Record excerpts ▸
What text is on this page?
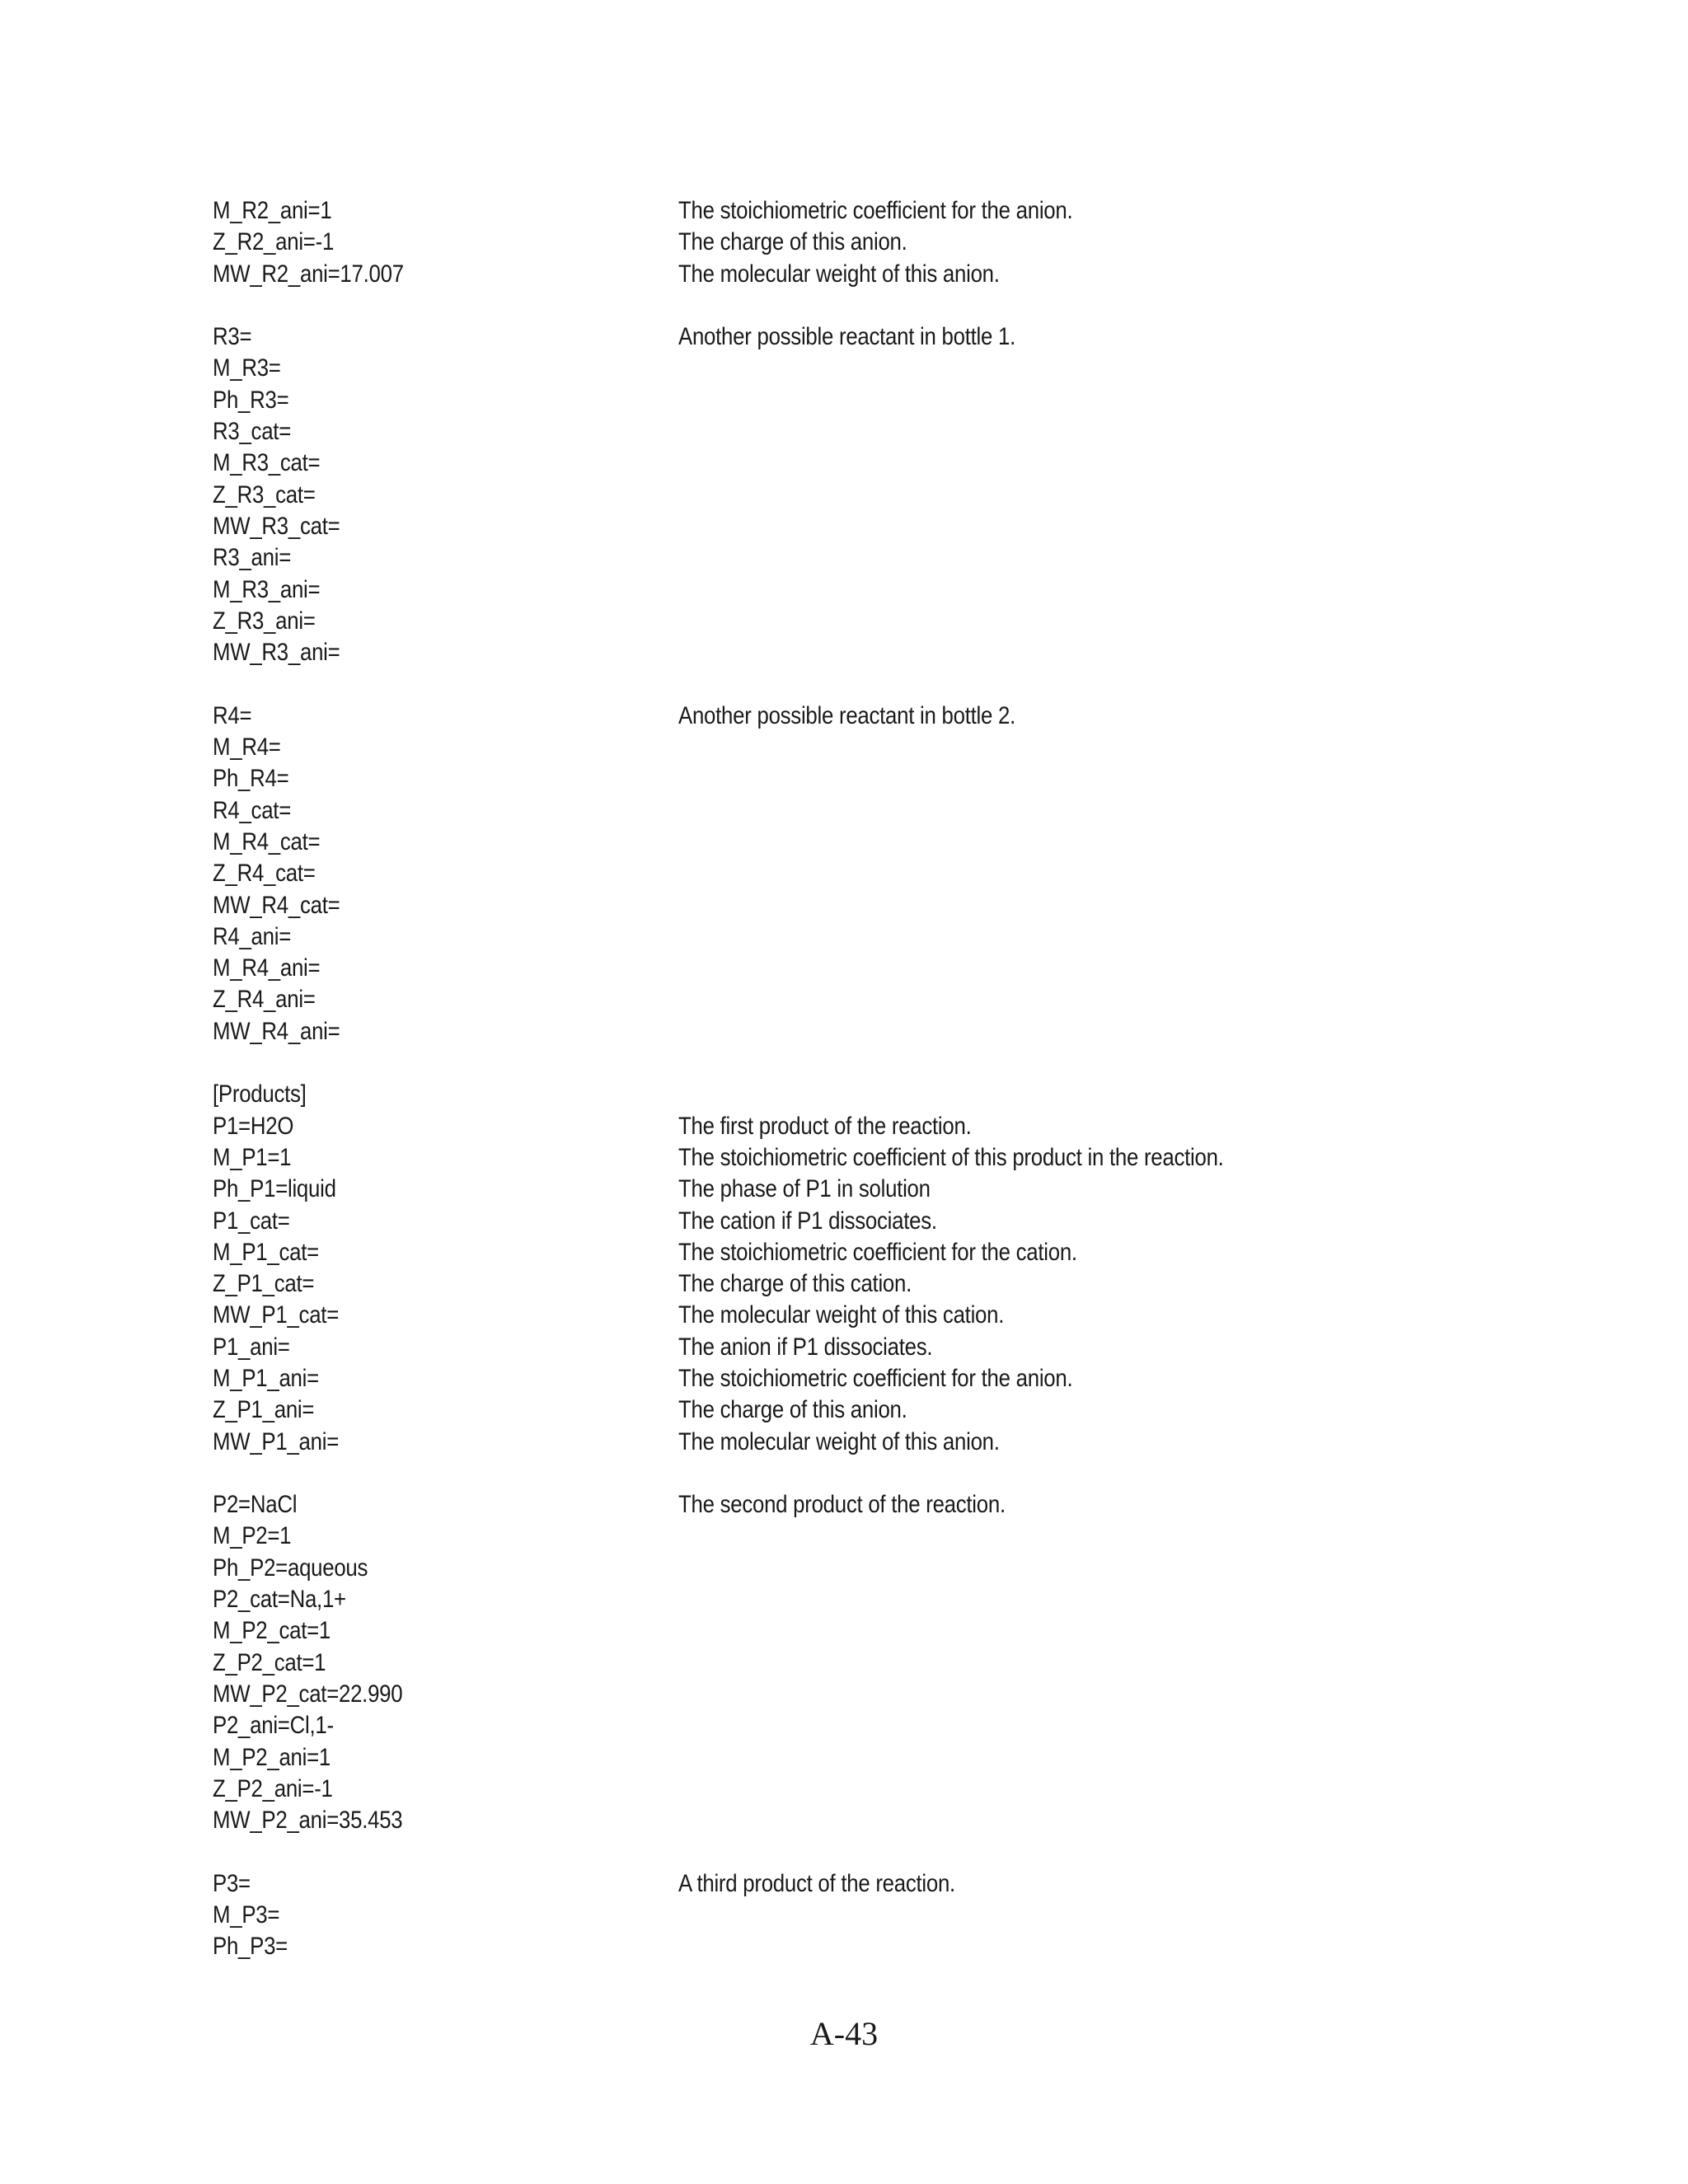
M_R2_ani=1	The stoichiometric coefficient for the anion.
Z_R2_ani=-1	The charge of this anion.
MW_R2_ani=17.007	The molecular weight of this anion.
R3=	Another possible reactant in bottle 1.
M_R3=
Ph_R3=
R3_cat=
M_R3_cat=
Z_R3_cat=
MW_R3_cat=
R3_ani=
M_R3_ani=
Z_R3_ani=
MW_R3_ani=
R4=	Another possible reactant in bottle 2.
M_R4=
Ph_R4=
R4_cat=
M_R4_cat=
Z_R4_cat=
MW_R4_cat=
R4_ani=
M_R4_ani=
Z_R4_ani=
MW_R4_ani=
[Products]
P1=H2O	The first product of the reaction.
M_P1=1	The stoichiometric coefficient of this product in the reaction.
Ph_P1=liquid	The phase of P1 in solution
P1_cat=	The cation if P1 dissociates.
M_P1_cat=	The stoichiometric coefficient for the cation.
Z_P1_cat=	The charge of this cation.
MW_P1_cat=	The molecular weight of this cation.
P1_ani=	The anion if P1 dissociates.
M_P1_ani=	The stoichiometric coefficient for the anion.
Z_P1_ani=	The charge of this anion.
MW_P1_ani=	The molecular weight of this anion.
P2=NaCl	The second product of the reaction.
M_P2=1
Ph_P2=aqueous
P2_cat=Na,1+
M_P2_cat=1
Z_P2_cat=1
MW_P2_cat=22.990
P2_ani=Cl,1-
M_P2_ani=1
Z_P2_ani=-1
MW_P2_ani=35.453
P3=	A third product of the reaction.
M_P3=
Ph_P3=
A-43
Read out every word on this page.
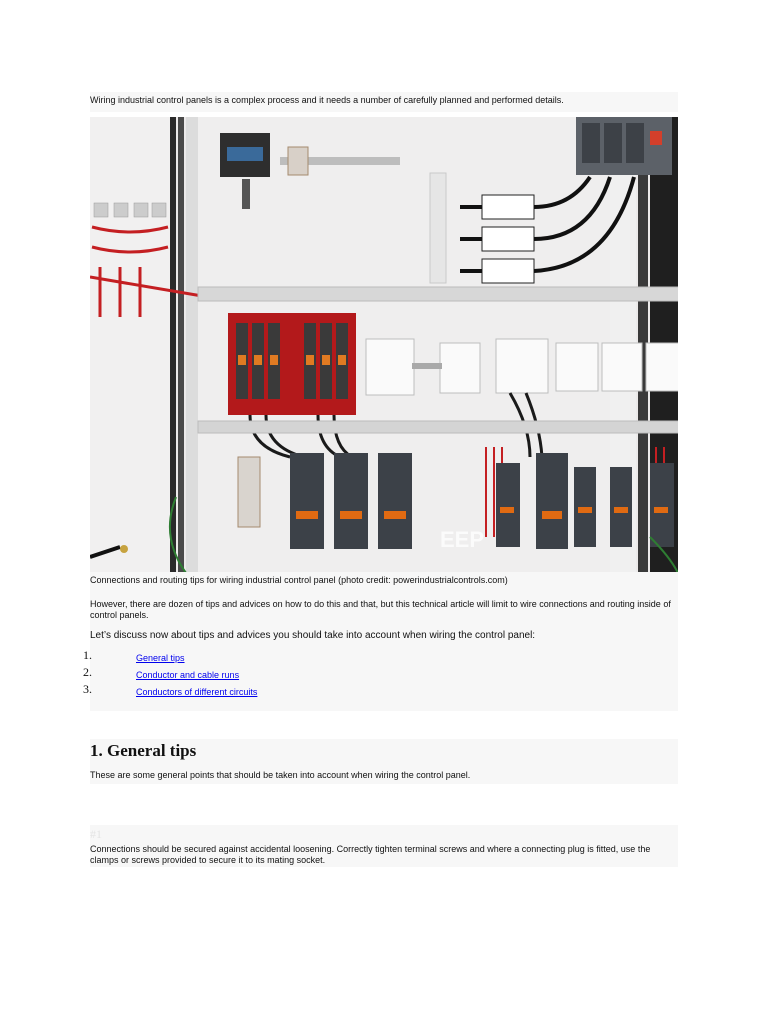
Wiring industrial control panels is a complex process and it needs a number of carefully planned and performed details.

EEP

Connections and routing tips for wiring industrial control panel (photo credit: powerindustrialcontrols.com)

However, there are dozen of tips and advices on how to do this and that, but this technical article will limit to wire connections and routing inside of control panels.

Let’s discuss now about tips and advices you should take into account when wiring the control panel:

1.	General tips
2.	Conductor and cable runs
3.	Conductors of different circuits
1. General tips

These are some general points that should be taken into account when wiring the control panel.

#1

Connections should be secured against accidental loosening. Correctly tighten terminal screws and where a connecting plug is fitted, use the clamps or screws provided to secure it to its mating socket.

Task ▸ Take the lines from the one containing "Read out every word on this page." through the final line of the listing above and print them exactly, including both ends but no pictures.

Worked solution ▸
Read out every word on this page.
Wiring industrial control panels is a complex process and it needs a number of carefully planned and performed details.

EEP

Connections and routing tips for wiring industrial control panel (photo credit: powerindustrialcontrols.com)

However, there are dozen of tips and advices on how to do this and that, but this technical article will limit to wire connections and routing inside of control panels.

Let’s discuss now about tips and advices you should take into account when wiring the control panel:

1.	General tips
2.	Conductor and cable runs
3.	Conductors of different circuits
1. General tips

These are some general points that should be taken into account when wiring the control panel.

#1

Connections should be secured against accidental loosening. Correctly tighten terminal screws and where a connecting plug is fitted, use the clamps or screws provided to secure it to its mating socket.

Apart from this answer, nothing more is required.